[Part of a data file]
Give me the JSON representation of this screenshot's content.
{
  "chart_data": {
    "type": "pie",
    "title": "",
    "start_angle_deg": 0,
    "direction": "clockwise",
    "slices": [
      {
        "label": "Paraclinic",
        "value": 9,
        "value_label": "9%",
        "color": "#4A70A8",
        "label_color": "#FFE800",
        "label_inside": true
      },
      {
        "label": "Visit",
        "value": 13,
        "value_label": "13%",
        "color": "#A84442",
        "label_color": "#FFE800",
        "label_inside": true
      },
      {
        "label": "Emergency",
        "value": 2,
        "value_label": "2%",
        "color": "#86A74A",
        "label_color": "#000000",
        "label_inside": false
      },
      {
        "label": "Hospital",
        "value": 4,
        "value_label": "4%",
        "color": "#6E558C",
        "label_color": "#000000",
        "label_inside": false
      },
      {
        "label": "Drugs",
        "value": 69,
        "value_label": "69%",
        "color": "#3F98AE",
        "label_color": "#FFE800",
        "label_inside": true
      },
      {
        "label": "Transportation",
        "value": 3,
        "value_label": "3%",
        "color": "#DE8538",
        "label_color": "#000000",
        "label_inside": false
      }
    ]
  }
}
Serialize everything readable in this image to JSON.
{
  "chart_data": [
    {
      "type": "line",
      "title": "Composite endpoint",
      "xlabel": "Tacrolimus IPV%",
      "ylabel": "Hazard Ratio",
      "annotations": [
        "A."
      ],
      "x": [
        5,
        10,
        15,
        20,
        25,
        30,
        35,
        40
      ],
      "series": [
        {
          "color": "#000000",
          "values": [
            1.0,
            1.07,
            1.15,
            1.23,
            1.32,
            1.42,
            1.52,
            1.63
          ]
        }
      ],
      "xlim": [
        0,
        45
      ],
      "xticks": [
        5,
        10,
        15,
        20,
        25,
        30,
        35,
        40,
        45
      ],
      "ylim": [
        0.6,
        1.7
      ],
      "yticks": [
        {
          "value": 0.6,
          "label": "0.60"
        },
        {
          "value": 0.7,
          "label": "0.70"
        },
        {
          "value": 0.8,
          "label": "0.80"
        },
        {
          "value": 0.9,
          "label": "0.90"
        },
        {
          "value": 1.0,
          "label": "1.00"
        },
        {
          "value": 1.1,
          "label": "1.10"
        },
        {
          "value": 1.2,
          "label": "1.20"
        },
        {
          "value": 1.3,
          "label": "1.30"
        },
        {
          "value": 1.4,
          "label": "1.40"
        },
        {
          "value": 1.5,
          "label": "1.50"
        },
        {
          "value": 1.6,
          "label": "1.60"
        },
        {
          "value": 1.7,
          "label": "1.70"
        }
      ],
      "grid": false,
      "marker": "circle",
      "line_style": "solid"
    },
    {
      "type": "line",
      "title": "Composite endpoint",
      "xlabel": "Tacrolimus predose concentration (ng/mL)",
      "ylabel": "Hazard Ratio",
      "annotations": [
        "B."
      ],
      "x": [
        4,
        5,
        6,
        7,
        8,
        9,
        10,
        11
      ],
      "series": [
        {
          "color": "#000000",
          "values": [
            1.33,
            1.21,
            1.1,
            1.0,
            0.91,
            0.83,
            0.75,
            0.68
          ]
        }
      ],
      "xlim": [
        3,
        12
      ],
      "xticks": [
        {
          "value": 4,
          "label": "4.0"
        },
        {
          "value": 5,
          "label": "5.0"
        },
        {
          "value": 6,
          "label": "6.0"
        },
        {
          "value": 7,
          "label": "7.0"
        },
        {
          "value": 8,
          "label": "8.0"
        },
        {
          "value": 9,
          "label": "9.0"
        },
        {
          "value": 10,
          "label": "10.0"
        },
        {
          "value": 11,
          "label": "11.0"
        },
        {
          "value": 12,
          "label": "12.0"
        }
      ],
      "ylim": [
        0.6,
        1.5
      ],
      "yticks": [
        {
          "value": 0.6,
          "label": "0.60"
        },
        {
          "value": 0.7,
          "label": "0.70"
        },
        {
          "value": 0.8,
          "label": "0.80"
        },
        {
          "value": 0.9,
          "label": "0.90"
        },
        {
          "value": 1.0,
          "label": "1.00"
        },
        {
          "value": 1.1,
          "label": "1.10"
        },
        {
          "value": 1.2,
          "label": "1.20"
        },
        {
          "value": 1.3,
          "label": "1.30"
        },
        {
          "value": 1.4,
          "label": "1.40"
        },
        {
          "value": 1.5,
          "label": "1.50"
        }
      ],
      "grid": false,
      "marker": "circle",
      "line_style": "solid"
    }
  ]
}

* TASK DIRECTIONS: The records above should be repeated in full, exactly as given.

* ANSWER TO THE EXERCISE:
Give me the JSON representation of this screenshot's content.
{
  "chart_data": {
    "type": "pie",
    "title": "",
    "start_angle_deg": 0,
    "direction": "clockwise",
    "slices": [
      {
        "label": "Paraclinic",
        "value": 9,
        "value_label": "9%",
        "color": "#4A70A8",
        "label_color": "#FFE800",
        "label_inside": true
      },
      {
        "label": "Visit",
        "value": 13,
        "value_label": "13%",
        "color": "#A84442",
        "label_color": "#FFE800",
        "label_inside": true
      },
      {
        "label": "Emergency",
        "value": 2,
        "value_label": "2%",
        "color": "#86A74A",
        "label_color": "#000000",
        "label_inside": false
      },
      {
        "label": "Hospital",
        "value": 4,
        "value_label": "4%",
        "color": "#6E558C",
        "label_color": "#000000",
        "label_inside": false
      },
      {
        "label": "Drugs",
        "value": 69,
        "value_label": "69%",
        "color": "#3F98AE",
        "label_color": "#FFE800",
        "label_inside": true
      },
      {
        "label": "Transportation",
        "value": 3,
        "value_label": "3%",
        "color": "#DE8538",
        "label_color": "#000000",
        "label_inside": false
      }
    ]
  }
}
Serialize everything readable in this image to JSON.
{
  "chart_data": [
    {
      "type": "line",
      "title": "Composite endpoint",
      "xlabel": "Tacrolimus IPV%",
      "ylabel": "Hazard Ratio",
      "annotations": [
        "A."
      ],
      "x": [
        5,
        10,
        15,
        20,
        25,
        30,
        35,
        40
      ],
      "series": [
        {
          "color": "#000000",
          "values": [
            1.0,
            1.07,
            1.15,
            1.23,
            1.32,
            1.42,
            1.52,
            1.63
          ]
        }
      ],
      "xlim": [
        0,
        45
      ],
      "xticks": [
        5,
        10,
        15,
        20,
        25,
        30,
        35,
        40,
        45
      ],
      "ylim": [
        0.6,
        1.7
      ],
      "yticks": [
        {
          "value": 0.6,
          "label": "0.60"
        },
        {
          "value": 0.7,
          "label": "0.70"
        },
        {
          "value": 0.8,
          "label": "0.80"
        },
        {
          "value": 0.9,
          "label": "0.90"
        },
        {
          "value": 1.0,
          "label": "1.00"
        },
        {
          "value": 1.1,
          "label": "1.10"
        },
        {
          "value": 1.2,
          "label": "1.20"
        },
        {
          "value": 1.3,
          "label": "1.30"
        },
        {
          "value": 1.4,
          "label": "1.40"
        },
        {
          "value": 1.5,
          "label": "1.50"
        },
        {
          "value": 1.6,
          "label": "1.60"
        },
        {
          "value": 1.7,
          "label": "1.70"
        }
      ],
      "grid": false,
      "marker": "circle",
      "line_style": "solid"
    },
    {
      "type": "line",
      "title": "Composite endpoint",
      "xlabel": "Tacrolimus predose concentration (ng/mL)",
      "ylabel": "Hazard Ratio",
      "annotations": [
        "B."
      ],
      "x": [
        4,
        5,
        6,
        7,
        8,
        9,
        10,
        11
      ],
      "series": [
        {
          "color": "#000000",
          "values": [
            1.33,
            1.21,
            1.1,
            1.0,
            0.91,
            0.83,
            0.75,
            0.68
          ]
        }
      ],
      "xlim": [
        3,
        12
      ],
      "xticks": [
        {
          "value": 4,
          "label": "4.0"
        },
        {
          "value": 5,
          "label": "5.0"
        },
        {
          "value": 6,
          "label": "6.0"
        },
        {
          "value": 7,
          "label": "7.0"
        },
        {
          "value": 8,
          "label": "8.0"
        },
        {
          "value": 9,
          "label": "9.0"
        },
        {
          "value": 10,
          "label": "10.0"
        },
        {
          "value": 11,
          "label": "11.0"
        },
        {
          "value": 12,
          "label": "12.0"
        }
      ],
      "ylim": [
        0.6,
        1.5
      ],
      "yticks": [
        {
          "value": 0.6,
          "label": "0.60"
        },
        {
          "value": 0.7,
          "label": "0.70"
        },
        {
          "value": 0.8,
          "label": "0.80"
        },
        {
          "value": 0.9,
          "label": "0.90"
        },
        {
          "value": 1.0,
          "label": "1.00"
        },
        {
          "value": 1.1,
          "label": "1.10"
        },
        {
          "value": 1.2,
          "label": "1.20"
        },
        {
          "value": 1.3,
          "label": "1.30"
        },
        {
          "value": 1.4,
          "label": "1.40"
        },
        {
          "value": 1.5,
          "label": "1.50"
        }
      ],
      "grid": false,
      "marker": "circle",
      "line_style": "solid"
    }
  ]
}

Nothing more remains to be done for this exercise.